**Given instruction**
Look below for the line with "Transcribe the text in this document.". Extract that line and each one after it through the last, word for word.

====

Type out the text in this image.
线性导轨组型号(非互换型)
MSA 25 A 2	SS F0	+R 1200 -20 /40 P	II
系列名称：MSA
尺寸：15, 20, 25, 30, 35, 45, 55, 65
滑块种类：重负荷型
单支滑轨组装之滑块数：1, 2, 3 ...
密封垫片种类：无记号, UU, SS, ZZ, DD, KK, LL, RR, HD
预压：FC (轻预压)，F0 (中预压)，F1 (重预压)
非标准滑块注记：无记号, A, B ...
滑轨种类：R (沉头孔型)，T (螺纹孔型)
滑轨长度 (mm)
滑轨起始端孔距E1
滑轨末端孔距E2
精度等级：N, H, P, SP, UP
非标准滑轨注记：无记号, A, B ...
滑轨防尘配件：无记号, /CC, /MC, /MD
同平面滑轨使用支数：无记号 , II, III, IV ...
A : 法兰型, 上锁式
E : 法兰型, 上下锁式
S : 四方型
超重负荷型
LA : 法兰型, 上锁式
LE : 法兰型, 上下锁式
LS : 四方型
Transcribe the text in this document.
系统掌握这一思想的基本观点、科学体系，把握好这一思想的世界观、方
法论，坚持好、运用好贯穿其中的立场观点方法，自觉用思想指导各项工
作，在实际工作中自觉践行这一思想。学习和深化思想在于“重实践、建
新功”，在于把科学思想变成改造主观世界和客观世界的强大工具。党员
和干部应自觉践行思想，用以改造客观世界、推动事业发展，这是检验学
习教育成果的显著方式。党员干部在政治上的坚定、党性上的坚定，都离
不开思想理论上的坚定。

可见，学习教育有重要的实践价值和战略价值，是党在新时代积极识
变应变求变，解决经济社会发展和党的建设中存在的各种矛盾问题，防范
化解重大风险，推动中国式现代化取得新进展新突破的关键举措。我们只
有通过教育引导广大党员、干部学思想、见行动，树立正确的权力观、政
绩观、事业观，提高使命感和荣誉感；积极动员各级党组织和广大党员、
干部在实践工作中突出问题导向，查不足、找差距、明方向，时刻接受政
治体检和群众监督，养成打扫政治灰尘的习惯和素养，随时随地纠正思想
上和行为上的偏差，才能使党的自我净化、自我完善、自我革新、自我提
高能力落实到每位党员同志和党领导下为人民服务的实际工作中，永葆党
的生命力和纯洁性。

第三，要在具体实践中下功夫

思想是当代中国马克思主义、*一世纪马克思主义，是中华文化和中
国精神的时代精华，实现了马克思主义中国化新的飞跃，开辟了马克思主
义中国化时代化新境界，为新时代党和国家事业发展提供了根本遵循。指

====

**Solution to the problem**
Transcribe the text in this document.
系统掌握这一思想的基本观点、科学体系，把握好这一思想的世界观、方
法论，坚持好、运用好贯穿其中的立场观点方法，自觉用思想指导各项工
作，在实际工作中自觉践行这一思想。学习和深化思想在于“重实践、建
新功”，在于把科学思想变成改造主观世界和客观世界的强大工具。党员
和干部应自觉践行思想，用以改造客观世界、推动事业发展，这是检验学
习教育成果的显著方式。党员干部在政治上的坚定、党性上的坚定，都离
不开思想理论上的坚定。

可见，学习教育有重要的实践价值和战略价值，是党在新时代积极识
变应变求变，解决经济社会发展和党的建设中存在的各种矛盾问题，防范
化解重大风险，推动中国式现代化取得新进展新突破的关键举措。我们只
有通过教育引导广大党员、干部学思想、见行动，树立正确的权力观、政
绩观、事业观，提高使命感和荣誉感；积极动员各级党组织和广大党员、
干部在实践工作中突出问题导向，查不足、找差距、明方向，时刻接受政
治体检和群众监督，养成打扫政治灰尘的习惯和素养，随时随地纠正思想
上和行为上的偏差，才能使党的自我净化、自我完善、自我革新、自我提
高能力落实到每位党员同志和党领导下为人民服务的实际工作中，永葆党
的生命力和纯洁性。

第三，要在具体实践中下功夫

思想是当代中国马克思主义、*一世纪马克思主义，是中华文化和中
国精神的时代精华，实现了马克思主义中国化新的飞跃，开辟了马克思主
义中国化时代化新境界，为新时代党和国家事业发展提供了根本遵循。指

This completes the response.